** Prompt **
Leave out the pictures and copy each record below exactly.

** Records shown **

..........

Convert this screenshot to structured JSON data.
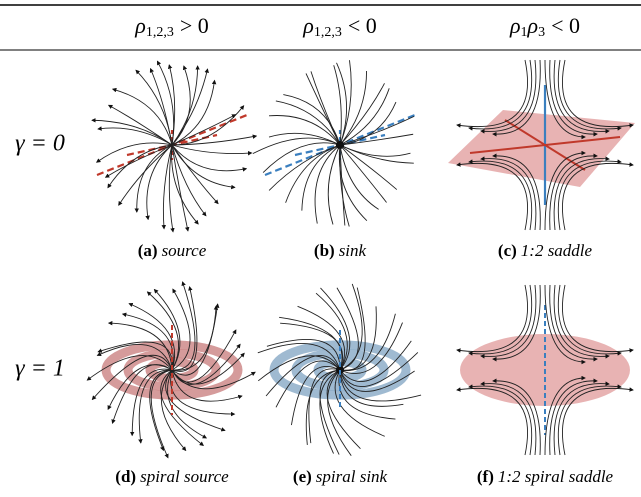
{
  "headers": [
    [
      "ρ",
      "1,2,3",
      "> 0"
    ],
    [
      "ρ",
      "1,2,3",
      "< 0"
    ],
    [
      "ρ",
      "1",
      "ρ",
      "3",
      "< 0"
    ]
  ],
  "rows": [
    {
      "label": "γ = 0",
      "captions": [
        {
          "label": "(a)",
          "text": "source"
        },
        {
          "label": "(b)",
          "text": "sink"
        },
        {
          "label": "(c)",
          "text": "1:2 saddle"
        }
      ]
    },
    {
      "label": "γ = 1",
      "captions": [
        {
          "label": "(d)",
          "text": "spiral source"
        },
        {
          "label": "(e)",
          "text": "spiral sink"
        },
        {
          "label": "(f)",
          "text": "1:2 spiral saddle"
        }
      ]
    }
  ]
}
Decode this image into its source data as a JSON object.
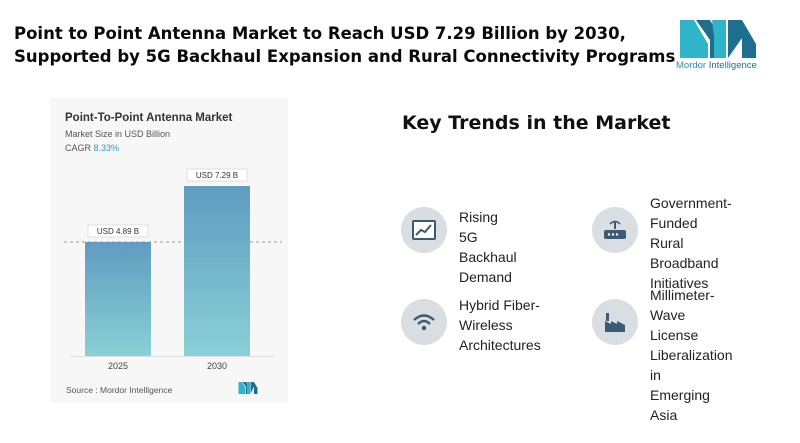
{
  "header": {
    "title_line1": "Point to Point Antenna Market to Reach USD 7.29 Billion by 2030,",
    "title_line2": "Supported by 5G Backhaul Expansion and Rural Connectivity Programs"
  },
  "brand": {
    "name_part1": "Mordor",
    "name_part2": "Intelligence",
    "colors": {
      "teal": "#2fb4c9",
      "dark_teal": "#1e6f8f"
    }
  },
  "chart_card": {
    "title": "Point-To-Point Antenna Market",
    "subtitle": "Market Size in USD Billion",
    "cagr_label": "CAGR",
    "cagr_value": "8.33%",
    "source": "Source : Mordor Intelligence"
  },
  "chart_data": {
    "type": "bar",
    "title": "Point-To-Point Antenna Market",
    "ylabel": "Market Size in USD Billion",
    "categories": [
      "2025",
      "2030"
    ],
    "values": [
      4.89,
      7.29
    ],
    "data_labels": [
      "USD 4.89 B",
      "USD 7.29 B"
    ],
    "ylim": [
      0,
      7.29
    ],
    "grid": false,
    "reference_line": "dashed at 2025 value",
    "colors": {
      "bar_top": "#5f9cc1",
      "bar_bottom": "#8ad0d6"
    }
  },
  "trends": {
    "title": "Key Trends in the Market",
    "items": [
      {
        "label": "Rising 5G\nBackhaul\nDemand",
        "icon": "line-chart-icon"
      },
      {
        "label": "Government-\nFunded Rural\nBroadband\nInitiatives",
        "icon": "router-icon"
      },
      {
        "label": "Hybrid Fiber-\nWireless\nArchitectures",
        "icon": "wifi-icon"
      },
      {
        "label": "Millimeter-Wave\nLicense\nLiberalization in\nEmerging Asia",
        "icon": "factory-icon"
      }
    ]
  }
}
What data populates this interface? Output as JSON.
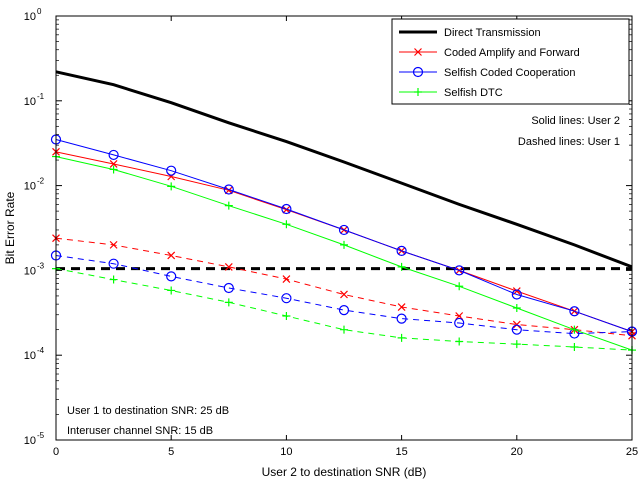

..........

** Final result **
Convert this screenshot to structured JSON data.
{
  "headers": [
    [
      "ρ",
      "1,2,3",
      "> 0"
    ],
    [
      "ρ",
      "1,2,3",
      "< 0"
    ],
    [
      "ρ",
      "1",
      "ρ",
      "3",
      "< 0"
    ]
  ],
  "rows": [
    {
      "label": "γ = 0",
      "captions": [
        {
          "label": "(a)",
          "text": "source"
        },
        {
          "label": "(b)",
          "text": "sink"
        },
        {
          "label": "(c)",
          "text": "1:2 saddle"
        }
      ]
    },
    {
      "label": "γ = 1",
      "captions": [
        {
          "label": "(d)",
          "text": "spiral source"
        },
        {
          "label": "(e)",
          "text": "spiral sink"
        },
        {
          "label": "(f)",
          "text": "1:2 spiral saddle"
        }
      ]
    }
  ]
}
Decode this image into its source data as a JSON object.
{
  "header": {
    "title_line1": "Point to Point Antenna Market to Reach USD 7.29 Billion by 2030,",
    "title_line2": "Supported by 5G Backhaul Expansion and Rural Connectivity Programs"
  },
  "brand": {
    "name_part1": "Mordor",
    "name_part2": "Intelligence",
    "colors": {
      "teal": "#2fb4c9",
      "dark_teal": "#1e6f8f"
    }
  },
  "chart_card": {
    "title": "Point-To-Point Antenna Market",
    "subtitle": "Market Size in USD Billion",
    "cagr_label": "CAGR",
    "cagr_value": "8.33%",
    "source": "Source : Mordor Intelligence"
  },
  "chart_data": {
    "type": "bar",
    "title": "Point-To-Point Antenna Market",
    "ylabel": "Market Size in USD Billion",
    "categories": [
      "2025",
      "2030"
    ],
    "values": [
      4.89,
      7.29
    ],
    "data_labels": [
      "USD 4.89 B",
      "USD 7.29 B"
    ],
    "ylim": [
      0,
      7.29
    ],
    "grid": false,
    "reference_line": "dashed at 2025 value",
    "colors": {
      "bar_top": "#5f9cc1",
      "bar_bottom": "#8ad0d6"
    }
  },
  "trends": {
    "title": "Key Trends in the Market",
    "items": [
      {
        "label": "Rising 5G\nBackhaul\nDemand",
        "icon": "line-chart-icon"
      },
      {
        "label": "Government-\nFunded Rural\nBroadband\nInitiatives",
        "icon": "router-icon"
      },
      {
        "label": "Hybrid Fiber-\nWireless\nArchitectures",
        "icon": "wifi-icon"
      },
      {
        "label": "Millimeter-Wave\nLicense\nLiberalization in\nEmerging Asia",
        "icon": "factory-icon"
      }
    ]
  }
}
What data populates this interface? Output as JSON.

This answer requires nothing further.